# To do
Here are records with pictures in them. Copy all of them exactly and leave the pictures out.

(Collection entries)
START

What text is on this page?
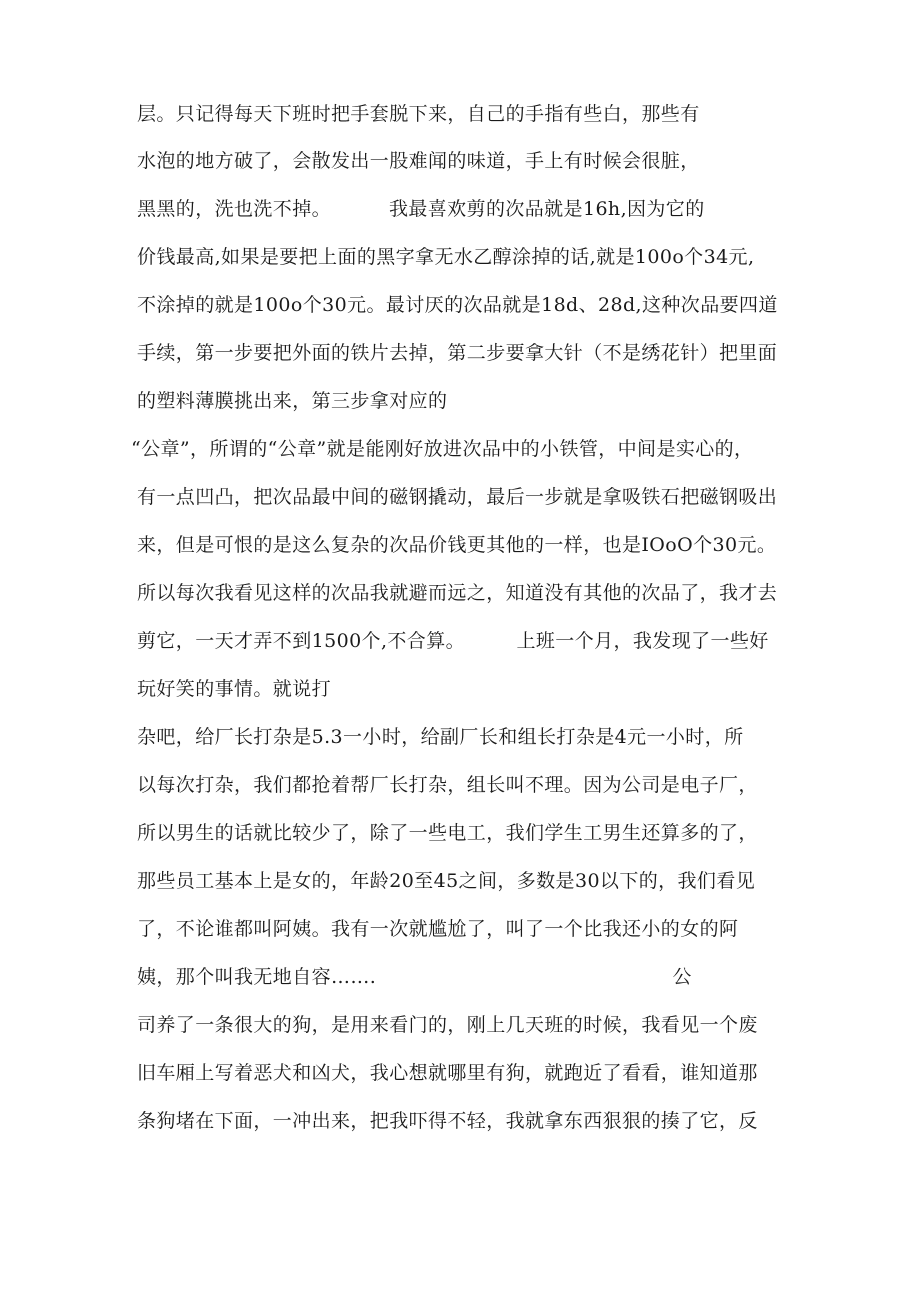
层。只记得每天下班时把手套脱下来，自己的手指有些白，那些有
水泡的地方破了，会散发出一股难闻的味道，手上有时候会很脏，
黑黑的，洗也洗不掉。         我最喜欢剪的次品就是16h,因为它的
价钱最高,如果是要把上面的黑字拿无水乙醇涂掉的话,就是100o个34元,
不涂掉的就是100o个30元。最讨厌的次品就是18d、28d,这种次品要四道
手续，第一步要把外面的铁片去掉，第二步要拿大针（不是绣花针）把里面
的塑料薄膜挑出来，第三步拿对应的
“公章”，所谓的“公章”就是能刚好放进次品中的小铁管，中间是实心的，
有一点凹凸，把次品最中间的磁钢撬动，最后一步就是拿吸铁石把磁钢吸出
来，但是可恨的是这么复杂的次品价钱更其他的一样，也是IOoO个30元。
所以每次我看见这样的次品我就避而远之，知道没有其他的次品了，我才去
剪它，一天才弄不到1500个,不合算。        上班一个月，我发现了一些好
玩好笑的事情。就说打
杂吧，给厂长打杂是5.3一小时，给副厂长和组长打杂是4元一小时，所
以每次打杂，我们都抢着帮厂长打杂，组长叫不理。因为公司是电子厂，
所以男生的话就比较少了，除了一些电工，我们学生工男生还算多的了，
那些员工基本上是女的，年龄20至45之间，多数是30以下的，我们看见
了，不论谁都叫阿姨。我有一次就尴尬了，叫了一个比我还小的女的阿
姨，那个叫我无地自容…….                                              公
司养了一条很大的狗，是用来看门的，刚上几天班的时候，我看见一个废
旧车厢上写着恶犬和凶犬，我心想就哪里有狗，就跑近了看看，谁知道那
条狗堵在下面，一冲出来，把我吓得不轻，我就拿东西狠狠的揍了它，反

END

# Finished exercise
What text is on this page?
层。只记得每天下班时把手套脱下来，自己的手指有些白，那些有
水泡的地方破了，会散发出一股难闻的味道，手上有时候会很脏，
黑黑的，洗也洗不掉。         我最喜欢剪的次品就是16h,因为它的
价钱最高,如果是要把上面的黑字拿无水乙醇涂掉的话,就是100o个34元,
不涂掉的就是100o个30元。最讨厌的次品就是18d、28d,这种次品要四道
手续，第一步要把外面的铁片去掉，第二步要拿大针（不是绣花针）把里面
的塑料薄膜挑出来，第三步拿对应的
“公章”，所谓的“公章”就是能刚好放进次品中的小铁管，中间是实心的，
有一点凹凸，把次品最中间的磁钢撬动，最后一步就是拿吸铁石把磁钢吸出
来，但是可恨的是这么复杂的次品价钱更其他的一样，也是IOoO个30元。
所以每次我看见这样的次品我就避而远之，知道没有其他的次品了，我才去
剪它，一天才弄不到1500个,不合算。        上班一个月，我发现了一些好
玩好笑的事情。就说打
杂吧，给厂长打杂是5.3一小时，给副厂长和组长打杂是4元一小时，所
以每次打杂，我们都抢着帮厂长打杂，组长叫不理。因为公司是电子厂，
所以男生的话就比较少了，除了一些电工，我们学生工男生还算多的了，
那些员工基本上是女的，年龄20至45之间，多数是30以下的，我们看见
了，不论谁都叫阿姨。我有一次就尴尬了，叫了一个比我还小的女的阿
姨，那个叫我无地自容…….                                              公
司养了一条很大的狗，是用来看门的，刚上几天班的时候，我看见一个废
旧车厢上写着恶犬和凶犬，我心想就哪里有狗，就跑近了看看，谁知道那
条狗堵在下面，一冲出来，把我吓得不轻，我就拿东西狠狠的揍了它，反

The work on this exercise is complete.